EXERCISE OBJECTIVE:
Scan the listing and work out how many lines contain the word "features". Nothing but the number should be given.
----------------
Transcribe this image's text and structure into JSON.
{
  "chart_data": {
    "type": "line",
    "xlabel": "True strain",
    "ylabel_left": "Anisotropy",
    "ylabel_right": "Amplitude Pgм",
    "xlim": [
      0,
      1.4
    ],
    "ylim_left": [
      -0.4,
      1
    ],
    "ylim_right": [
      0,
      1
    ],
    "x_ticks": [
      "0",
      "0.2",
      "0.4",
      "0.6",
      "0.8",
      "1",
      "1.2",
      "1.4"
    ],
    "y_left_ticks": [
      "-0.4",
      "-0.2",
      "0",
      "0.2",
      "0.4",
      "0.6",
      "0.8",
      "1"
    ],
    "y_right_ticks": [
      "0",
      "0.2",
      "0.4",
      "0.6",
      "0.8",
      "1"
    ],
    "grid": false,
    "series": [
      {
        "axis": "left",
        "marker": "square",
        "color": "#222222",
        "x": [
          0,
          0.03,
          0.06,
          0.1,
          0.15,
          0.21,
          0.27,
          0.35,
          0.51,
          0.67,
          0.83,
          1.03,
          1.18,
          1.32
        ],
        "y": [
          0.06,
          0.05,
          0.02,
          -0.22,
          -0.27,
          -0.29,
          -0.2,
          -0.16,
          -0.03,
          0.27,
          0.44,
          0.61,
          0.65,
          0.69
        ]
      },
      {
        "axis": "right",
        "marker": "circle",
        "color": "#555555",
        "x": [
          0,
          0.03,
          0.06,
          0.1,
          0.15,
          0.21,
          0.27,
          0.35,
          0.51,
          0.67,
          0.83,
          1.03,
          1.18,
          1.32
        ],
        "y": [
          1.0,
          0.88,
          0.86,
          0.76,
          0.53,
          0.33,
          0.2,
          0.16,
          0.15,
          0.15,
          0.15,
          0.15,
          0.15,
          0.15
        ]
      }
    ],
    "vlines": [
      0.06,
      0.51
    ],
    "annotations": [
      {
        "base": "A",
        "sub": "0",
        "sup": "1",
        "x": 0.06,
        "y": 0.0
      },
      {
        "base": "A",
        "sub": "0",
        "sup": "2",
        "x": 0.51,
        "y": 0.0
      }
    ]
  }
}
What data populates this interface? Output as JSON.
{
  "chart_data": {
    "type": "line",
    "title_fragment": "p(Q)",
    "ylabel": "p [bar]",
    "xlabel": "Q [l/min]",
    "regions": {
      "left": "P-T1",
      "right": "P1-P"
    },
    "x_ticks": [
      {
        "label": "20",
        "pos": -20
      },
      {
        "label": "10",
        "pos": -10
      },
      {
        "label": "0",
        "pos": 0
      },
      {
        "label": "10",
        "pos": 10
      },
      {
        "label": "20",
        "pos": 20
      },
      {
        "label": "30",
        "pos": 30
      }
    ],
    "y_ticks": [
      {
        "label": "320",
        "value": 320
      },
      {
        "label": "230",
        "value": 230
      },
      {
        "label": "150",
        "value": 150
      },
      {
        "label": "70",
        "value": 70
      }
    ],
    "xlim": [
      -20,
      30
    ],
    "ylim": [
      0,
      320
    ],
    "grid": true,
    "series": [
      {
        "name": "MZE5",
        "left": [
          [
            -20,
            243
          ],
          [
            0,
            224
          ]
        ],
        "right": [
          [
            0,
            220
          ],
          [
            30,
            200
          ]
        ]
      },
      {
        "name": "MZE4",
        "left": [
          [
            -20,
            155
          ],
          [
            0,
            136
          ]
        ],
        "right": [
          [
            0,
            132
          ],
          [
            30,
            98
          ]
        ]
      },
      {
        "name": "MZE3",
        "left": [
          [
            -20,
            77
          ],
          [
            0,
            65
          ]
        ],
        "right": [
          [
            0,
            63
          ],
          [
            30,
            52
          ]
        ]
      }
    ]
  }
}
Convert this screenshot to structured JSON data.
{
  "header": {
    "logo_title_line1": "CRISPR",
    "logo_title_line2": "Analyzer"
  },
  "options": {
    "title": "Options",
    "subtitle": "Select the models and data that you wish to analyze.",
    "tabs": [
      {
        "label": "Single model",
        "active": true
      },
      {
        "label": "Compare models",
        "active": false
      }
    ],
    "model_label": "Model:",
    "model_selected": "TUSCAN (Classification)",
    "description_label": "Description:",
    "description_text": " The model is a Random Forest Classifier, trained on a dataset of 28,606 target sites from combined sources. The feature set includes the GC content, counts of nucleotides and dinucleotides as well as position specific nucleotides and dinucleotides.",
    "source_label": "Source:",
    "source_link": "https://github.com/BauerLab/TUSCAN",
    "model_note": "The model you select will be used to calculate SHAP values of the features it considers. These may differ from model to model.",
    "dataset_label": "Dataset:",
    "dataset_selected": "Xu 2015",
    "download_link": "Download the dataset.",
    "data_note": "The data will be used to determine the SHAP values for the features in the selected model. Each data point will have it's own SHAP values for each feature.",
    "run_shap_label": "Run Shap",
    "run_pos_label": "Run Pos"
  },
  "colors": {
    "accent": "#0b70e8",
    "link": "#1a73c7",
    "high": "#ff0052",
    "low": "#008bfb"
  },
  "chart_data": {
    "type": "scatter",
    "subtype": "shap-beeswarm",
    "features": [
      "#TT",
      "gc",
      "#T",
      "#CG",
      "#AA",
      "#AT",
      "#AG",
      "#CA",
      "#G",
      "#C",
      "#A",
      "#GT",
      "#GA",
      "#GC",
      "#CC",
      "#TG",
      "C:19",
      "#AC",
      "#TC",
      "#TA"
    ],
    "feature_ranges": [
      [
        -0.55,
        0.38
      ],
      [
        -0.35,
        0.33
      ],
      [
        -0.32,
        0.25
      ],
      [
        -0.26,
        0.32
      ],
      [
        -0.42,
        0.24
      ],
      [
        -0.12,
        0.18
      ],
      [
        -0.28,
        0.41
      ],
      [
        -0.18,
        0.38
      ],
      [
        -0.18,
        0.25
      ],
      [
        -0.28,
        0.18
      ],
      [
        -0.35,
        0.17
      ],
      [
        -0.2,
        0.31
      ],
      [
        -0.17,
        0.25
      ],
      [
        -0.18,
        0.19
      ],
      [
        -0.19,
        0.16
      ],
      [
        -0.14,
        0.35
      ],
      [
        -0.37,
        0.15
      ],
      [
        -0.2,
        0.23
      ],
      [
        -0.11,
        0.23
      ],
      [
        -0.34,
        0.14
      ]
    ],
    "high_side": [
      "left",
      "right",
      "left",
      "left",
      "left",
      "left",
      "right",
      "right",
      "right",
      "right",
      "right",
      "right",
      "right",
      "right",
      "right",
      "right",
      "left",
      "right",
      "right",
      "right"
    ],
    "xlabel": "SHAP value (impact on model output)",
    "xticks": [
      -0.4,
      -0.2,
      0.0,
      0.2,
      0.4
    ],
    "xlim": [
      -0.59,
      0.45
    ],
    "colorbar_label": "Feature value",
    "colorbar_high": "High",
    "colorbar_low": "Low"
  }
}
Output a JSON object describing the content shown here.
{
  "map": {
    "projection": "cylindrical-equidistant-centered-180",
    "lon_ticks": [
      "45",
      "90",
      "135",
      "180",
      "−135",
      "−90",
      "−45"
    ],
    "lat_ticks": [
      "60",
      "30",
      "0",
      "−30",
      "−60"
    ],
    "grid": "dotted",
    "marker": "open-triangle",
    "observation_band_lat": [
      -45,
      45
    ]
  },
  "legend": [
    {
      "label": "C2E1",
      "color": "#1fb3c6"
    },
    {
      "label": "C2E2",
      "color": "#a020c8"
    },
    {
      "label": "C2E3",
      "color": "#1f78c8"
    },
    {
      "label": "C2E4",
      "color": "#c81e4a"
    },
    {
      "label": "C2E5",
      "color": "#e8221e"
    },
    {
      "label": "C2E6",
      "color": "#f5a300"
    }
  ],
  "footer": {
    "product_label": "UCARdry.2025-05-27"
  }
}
----------------
RESULT OF THIS EXERCISE:
3